## [Task directions]
Please return the full listing below without altering anything.

[Figure collection entries]

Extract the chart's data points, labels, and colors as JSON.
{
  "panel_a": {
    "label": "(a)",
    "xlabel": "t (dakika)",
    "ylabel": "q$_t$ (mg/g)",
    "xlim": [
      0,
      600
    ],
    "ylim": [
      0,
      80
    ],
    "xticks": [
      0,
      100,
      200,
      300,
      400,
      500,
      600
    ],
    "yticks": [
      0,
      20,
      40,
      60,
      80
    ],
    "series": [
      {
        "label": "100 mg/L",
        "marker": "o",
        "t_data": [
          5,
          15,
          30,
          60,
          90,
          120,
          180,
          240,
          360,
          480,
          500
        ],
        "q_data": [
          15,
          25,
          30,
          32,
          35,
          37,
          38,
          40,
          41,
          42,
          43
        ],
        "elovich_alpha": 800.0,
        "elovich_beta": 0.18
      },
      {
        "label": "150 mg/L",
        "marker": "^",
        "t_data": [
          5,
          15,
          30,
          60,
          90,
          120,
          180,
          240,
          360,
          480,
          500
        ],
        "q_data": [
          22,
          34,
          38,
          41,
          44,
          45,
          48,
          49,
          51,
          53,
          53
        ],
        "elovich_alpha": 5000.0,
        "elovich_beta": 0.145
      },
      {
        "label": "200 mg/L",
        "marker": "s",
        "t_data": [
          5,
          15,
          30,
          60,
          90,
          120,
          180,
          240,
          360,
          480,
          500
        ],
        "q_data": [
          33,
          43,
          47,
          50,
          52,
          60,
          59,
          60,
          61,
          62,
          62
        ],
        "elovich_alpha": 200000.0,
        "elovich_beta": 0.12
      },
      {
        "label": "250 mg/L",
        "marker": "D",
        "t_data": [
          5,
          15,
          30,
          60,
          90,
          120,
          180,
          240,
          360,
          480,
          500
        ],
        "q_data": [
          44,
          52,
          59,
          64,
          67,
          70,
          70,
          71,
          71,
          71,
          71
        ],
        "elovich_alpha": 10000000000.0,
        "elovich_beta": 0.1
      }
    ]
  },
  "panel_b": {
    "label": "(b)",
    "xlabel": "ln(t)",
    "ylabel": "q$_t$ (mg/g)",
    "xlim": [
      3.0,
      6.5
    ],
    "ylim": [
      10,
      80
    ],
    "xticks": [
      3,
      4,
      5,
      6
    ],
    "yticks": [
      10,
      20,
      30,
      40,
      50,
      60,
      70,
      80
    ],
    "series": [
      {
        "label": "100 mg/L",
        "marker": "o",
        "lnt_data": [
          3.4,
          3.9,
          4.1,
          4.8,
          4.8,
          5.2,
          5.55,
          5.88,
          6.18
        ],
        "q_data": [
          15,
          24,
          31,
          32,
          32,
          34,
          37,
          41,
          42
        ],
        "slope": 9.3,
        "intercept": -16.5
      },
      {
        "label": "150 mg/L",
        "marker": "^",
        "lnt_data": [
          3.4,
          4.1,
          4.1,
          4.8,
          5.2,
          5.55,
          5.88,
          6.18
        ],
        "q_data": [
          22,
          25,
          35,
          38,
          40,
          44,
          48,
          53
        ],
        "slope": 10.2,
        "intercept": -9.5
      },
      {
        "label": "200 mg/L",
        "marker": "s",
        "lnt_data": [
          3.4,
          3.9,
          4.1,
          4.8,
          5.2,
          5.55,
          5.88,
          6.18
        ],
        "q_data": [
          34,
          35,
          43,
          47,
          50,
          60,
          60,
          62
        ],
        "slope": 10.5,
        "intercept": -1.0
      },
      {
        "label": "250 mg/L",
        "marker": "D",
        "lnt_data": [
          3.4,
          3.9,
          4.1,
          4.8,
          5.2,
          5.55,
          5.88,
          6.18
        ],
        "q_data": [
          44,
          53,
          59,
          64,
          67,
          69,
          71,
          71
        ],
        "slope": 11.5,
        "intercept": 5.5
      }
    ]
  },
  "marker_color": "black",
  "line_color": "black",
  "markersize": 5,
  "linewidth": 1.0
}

## [Response to the exercise]
Extract the chart's data points, labels, and colors as JSON.
{
  "panel_a": {
    "label": "(a)",
    "xlabel": "t (dakika)",
    "ylabel": "q$_t$ (mg/g)",
    "xlim": [
      0,
      600
    ],
    "ylim": [
      0,
      80
    ],
    "xticks": [
      0,
      100,
      200,
      300,
      400,
      500,
      600
    ],
    "yticks": [
      0,
      20,
      40,
      60,
      80
    ],
    "series": [
      {
        "label": "100 mg/L",
        "marker": "o",
        "t_data": [
          5,
          15,
          30,
          60,
          90,
          120,
          180,
          240,
          360,
          480,
          500
        ],
        "q_data": [
          15,
          25,
          30,
          32,
          35,
          37,
          38,
          40,
          41,
          42,
          43
        ],
        "elovich_alpha": 800.0,
        "elovich_beta": 0.18
      },
      {
        "label": "150 mg/L",
        "marker": "^",
        "t_data": [
          5,
          15,
          30,
          60,
          90,
          120,
          180,
          240,
          360,
          480,
          500
        ],
        "q_data": [
          22,
          34,
          38,
          41,
          44,
          45,
          48,
          49,
          51,
          53,
          53
        ],
        "elovich_alpha": 5000.0,
        "elovich_beta": 0.145
      },
      {
        "label": "200 mg/L",
        "marker": "s",
        "t_data": [
          5,
          15,
          30,
          60,
          90,
          120,
          180,
          240,
          360,
          480,
          500
        ],
        "q_data": [
          33,
          43,
          47,
          50,
          52,
          60,
          59,
          60,
          61,
          62,
          62
        ],
        "elovich_alpha": 200000.0,
        "elovich_beta": 0.12
      },
      {
        "label": "250 mg/L",
        "marker": "D",
        "t_data": [
          5,
          15,
          30,
          60,
          90,
          120,
          180,
          240,
          360,
          480,
          500
        ],
        "q_data": [
          44,
          52,
          59,
          64,
          67,
          70,
          70,
          71,
          71,
          71,
          71
        ],
        "elovich_alpha": 10000000000.0,
        "elovich_beta": 0.1
      }
    ]
  },
  "panel_b": {
    "label": "(b)",
    "xlabel": "ln(t)",
    "ylabel": "q$_t$ (mg/g)",
    "xlim": [
      3.0,
      6.5
    ],
    "ylim": [
      10,
      80
    ],
    "xticks": [
      3,
      4,
      5,
      6
    ],
    "yticks": [
      10,
      20,
      30,
      40,
      50,
      60,
      70,
      80
    ],
    "series": [
      {
        "label": "100 mg/L",
        "marker": "o",
        "lnt_data": [
          3.4,
          3.9,
          4.1,
          4.8,
          4.8,
          5.2,
          5.55,
          5.88,
          6.18
        ],
        "q_data": [
          15,
          24,
          31,
          32,
          32,
          34,
          37,
          41,
          42
        ],
        "slope": 9.3,
        "intercept": -16.5
      },
      {
        "label": "150 mg/L",
        "marker": "^",
        "lnt_data": [
          3.4,
          4.1,
          4.1,
          4.8,
          5.2,
          5.55,
          5.88,
          6.18
        ],
        "q_data": [
          22,
          25,
          35,
          38,
          40,
          44,
          48,
          53
        ],
        "slope": 10.2,
        "intercept": -9.5
      },
      {
        "label": "200 mg/L",
        "marker": "s",
        "lnt_data": [
          3.4,
          3.9,
          4.1,
          4.8,
          5.2,
          5.55,
          5.88,
          6.18
        ],
        "q_data": [
          34,
          35,
          43,
          47,
          50,
          60,
          60,
          62
        ],
        "slope": 10.5,
        "intercept": -1.0
      },
      {
        "label": "250 mg/L",
        "marker": "D",
        "lnt_data": [
          3.4,
          3.9,
          4.1,
          4.8,
          5.2,
          5.55,
          5.88,
          6.18
        ],
        "q_data": [
          44,
          53,
          59,
          64,
          67,
          69,
          71,
          71
        ],
        "slope": 11.5,
        "intercept": 5.5
      }
    ]
  },
  "marker_color": "black",
  "line_color": "black",
  "markersize": 5,
  "linewidth": 1.0
}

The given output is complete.